**WRITTEN REQUEST:**
Every entry must be copied word for word.

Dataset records
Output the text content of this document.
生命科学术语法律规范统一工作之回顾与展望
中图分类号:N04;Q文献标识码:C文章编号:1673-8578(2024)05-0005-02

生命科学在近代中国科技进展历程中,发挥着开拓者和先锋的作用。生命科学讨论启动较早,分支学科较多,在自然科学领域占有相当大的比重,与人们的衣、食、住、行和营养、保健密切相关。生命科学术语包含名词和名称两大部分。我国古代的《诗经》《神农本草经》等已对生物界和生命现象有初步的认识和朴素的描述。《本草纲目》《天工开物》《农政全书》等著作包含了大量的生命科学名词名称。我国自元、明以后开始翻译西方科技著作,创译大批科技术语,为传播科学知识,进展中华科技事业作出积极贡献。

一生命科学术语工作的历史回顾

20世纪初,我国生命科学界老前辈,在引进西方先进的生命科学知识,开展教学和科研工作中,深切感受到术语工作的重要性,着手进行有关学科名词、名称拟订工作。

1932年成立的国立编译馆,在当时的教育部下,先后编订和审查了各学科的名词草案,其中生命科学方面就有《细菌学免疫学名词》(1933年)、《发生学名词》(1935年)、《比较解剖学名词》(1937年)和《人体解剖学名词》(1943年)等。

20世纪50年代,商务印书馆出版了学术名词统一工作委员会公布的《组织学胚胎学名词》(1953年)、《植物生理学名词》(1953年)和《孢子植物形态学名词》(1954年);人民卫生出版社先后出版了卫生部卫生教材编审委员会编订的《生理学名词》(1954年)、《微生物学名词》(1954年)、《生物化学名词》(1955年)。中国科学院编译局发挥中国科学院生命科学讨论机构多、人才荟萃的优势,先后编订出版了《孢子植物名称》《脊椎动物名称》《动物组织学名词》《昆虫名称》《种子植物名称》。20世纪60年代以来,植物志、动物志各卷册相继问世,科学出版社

**COMPLETE OUTPUT:**
Output the text content of this document.
生命科学术语法律规范统一工作之回顾与展望
中图分类号:N04;Q文献标识码:C文章编号:1673-8578(2024)05-0005-02

生命科学在近代中国科技进展历程中,发挥着开拓者和先锋的作用。生命科学讨论启动较早,分支学科较多,在自然科学领域占有相当大的比重,与人们的衣、食、住、行和营养、保健密切相关。生命科学术语包含名词和名称两大部分。我国古代的《诗经》《神农本草经》等已对生物界和生命现象有初步的认识和朴素的描述。《本草纲目》《天工开物》《农政全书》等著作包含了大量的生命科学名词名称。我国自元、明以后开始翻译西方科技著作,创译大批科技术语,为传播科学知识,进展中华科技事业作出积极贡献。

一生命科学术语工作的历史回顾

20世纪初,我国生命科学界老前辈,在引进西方先进的生命科学知识,开展教学和科研工作中,深切感受到术语工作的重要性,着手进行有关学科名词、名称拟订工作。

1932年成立的国立编译馆,在当时的教育部下,先后编订和审查了各学科的名词草案,其中生命科学方面就有《细菌学免疫学名词》(1933年)、《发生学名词》(1935年)、《比较解剖学名词》(1937年)和《人体解剖学名词》(1943年)等。

20世纪50年代,商务印书馆出版了学术名词统一工作委员会公布的《组织学胚胎学名词》(1953年)、《植物生理学名词》(1953年)和《孢子植物形态学名词》(1954年);人民卫生出版社先后出版了卫生部卫生教材编审委员会编订的《生理学名词》(1954年)、《微生物学名词》(1954年)、《生物化学名词》(1955年)。中国科学院编译局发挥中国科学院生命科学讨论机构多、人才荟萃的优势,先后编订出版了《孢子植物名称》《脊椎动物名称》《动物组织学名词》《昆虫名称》《种子植物名称》。20世纪60年代以来,植物志、动物志各卷册相继问世,科学出版社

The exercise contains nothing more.